● TASK
Can you find the lines of the listing that include "правовыми" and copy every one?

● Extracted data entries
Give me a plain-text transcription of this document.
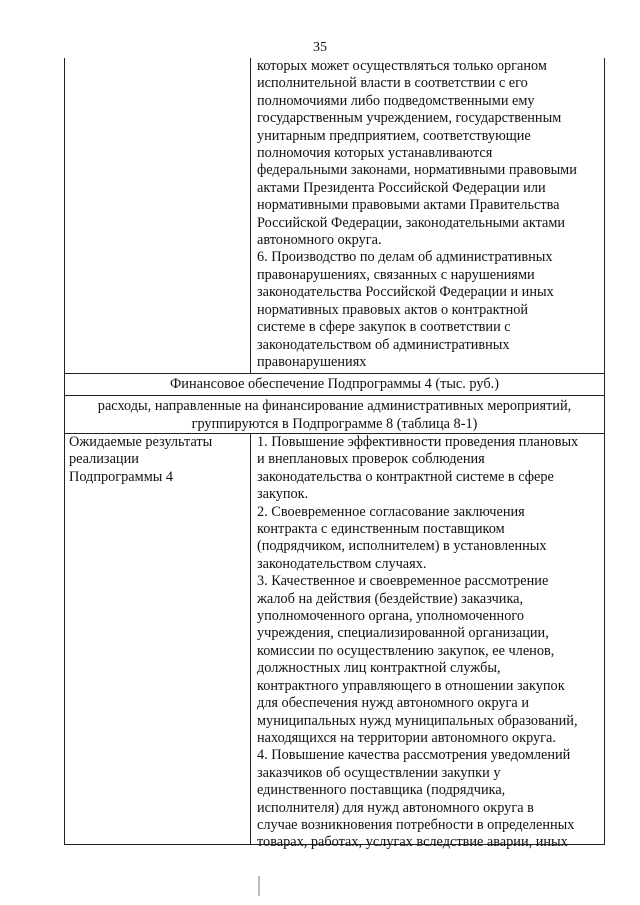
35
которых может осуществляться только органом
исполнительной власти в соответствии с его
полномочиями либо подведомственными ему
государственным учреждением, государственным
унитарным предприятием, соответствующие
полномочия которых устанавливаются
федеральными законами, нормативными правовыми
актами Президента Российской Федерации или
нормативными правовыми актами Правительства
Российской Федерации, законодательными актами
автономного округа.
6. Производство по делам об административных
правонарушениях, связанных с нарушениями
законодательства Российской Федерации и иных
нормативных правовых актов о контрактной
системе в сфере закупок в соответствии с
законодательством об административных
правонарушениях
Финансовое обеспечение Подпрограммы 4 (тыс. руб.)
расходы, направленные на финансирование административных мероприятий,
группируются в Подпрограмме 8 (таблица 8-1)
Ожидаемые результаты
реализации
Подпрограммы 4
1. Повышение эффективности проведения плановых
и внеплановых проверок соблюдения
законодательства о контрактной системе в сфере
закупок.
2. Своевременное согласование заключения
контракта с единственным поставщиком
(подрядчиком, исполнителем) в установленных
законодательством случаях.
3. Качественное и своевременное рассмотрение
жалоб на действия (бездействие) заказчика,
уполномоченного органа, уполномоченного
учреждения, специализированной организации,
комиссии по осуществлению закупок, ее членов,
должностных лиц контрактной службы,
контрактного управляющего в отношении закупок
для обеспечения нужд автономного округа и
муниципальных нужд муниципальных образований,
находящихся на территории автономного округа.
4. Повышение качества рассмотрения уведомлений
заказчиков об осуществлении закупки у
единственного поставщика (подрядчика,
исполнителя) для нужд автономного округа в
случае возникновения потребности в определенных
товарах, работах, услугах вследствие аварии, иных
* * *
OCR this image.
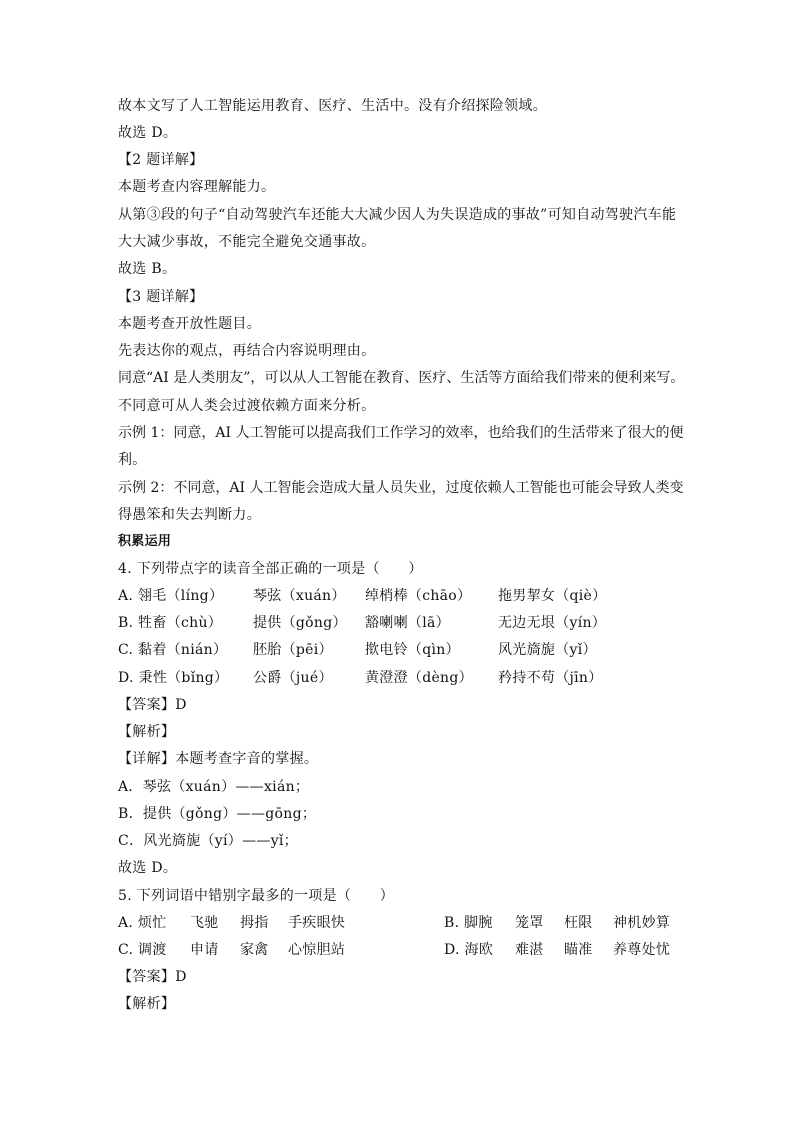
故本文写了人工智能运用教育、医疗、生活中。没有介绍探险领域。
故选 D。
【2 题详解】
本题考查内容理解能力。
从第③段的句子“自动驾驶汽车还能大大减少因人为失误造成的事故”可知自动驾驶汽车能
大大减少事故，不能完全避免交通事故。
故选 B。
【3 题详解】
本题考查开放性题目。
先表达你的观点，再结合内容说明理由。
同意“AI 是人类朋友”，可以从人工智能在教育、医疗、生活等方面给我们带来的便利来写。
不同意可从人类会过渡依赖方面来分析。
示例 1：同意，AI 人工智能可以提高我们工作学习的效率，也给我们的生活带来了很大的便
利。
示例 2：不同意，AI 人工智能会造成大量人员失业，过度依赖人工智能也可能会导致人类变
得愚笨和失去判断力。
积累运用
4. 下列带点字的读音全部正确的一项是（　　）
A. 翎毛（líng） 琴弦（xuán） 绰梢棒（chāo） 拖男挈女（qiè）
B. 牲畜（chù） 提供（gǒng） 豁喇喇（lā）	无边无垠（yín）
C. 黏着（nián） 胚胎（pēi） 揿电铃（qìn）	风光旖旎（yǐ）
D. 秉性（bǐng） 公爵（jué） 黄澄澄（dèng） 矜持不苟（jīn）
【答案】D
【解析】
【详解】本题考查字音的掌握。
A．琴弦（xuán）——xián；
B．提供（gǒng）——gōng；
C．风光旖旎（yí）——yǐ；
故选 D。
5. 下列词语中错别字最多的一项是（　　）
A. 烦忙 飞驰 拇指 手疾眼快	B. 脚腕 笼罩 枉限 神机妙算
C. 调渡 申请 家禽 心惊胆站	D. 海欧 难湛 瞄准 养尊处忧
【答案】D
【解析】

● SOLVED PROBLEM
федеральными законами, нормативными правовыми
нормативными правовыми актами Правительства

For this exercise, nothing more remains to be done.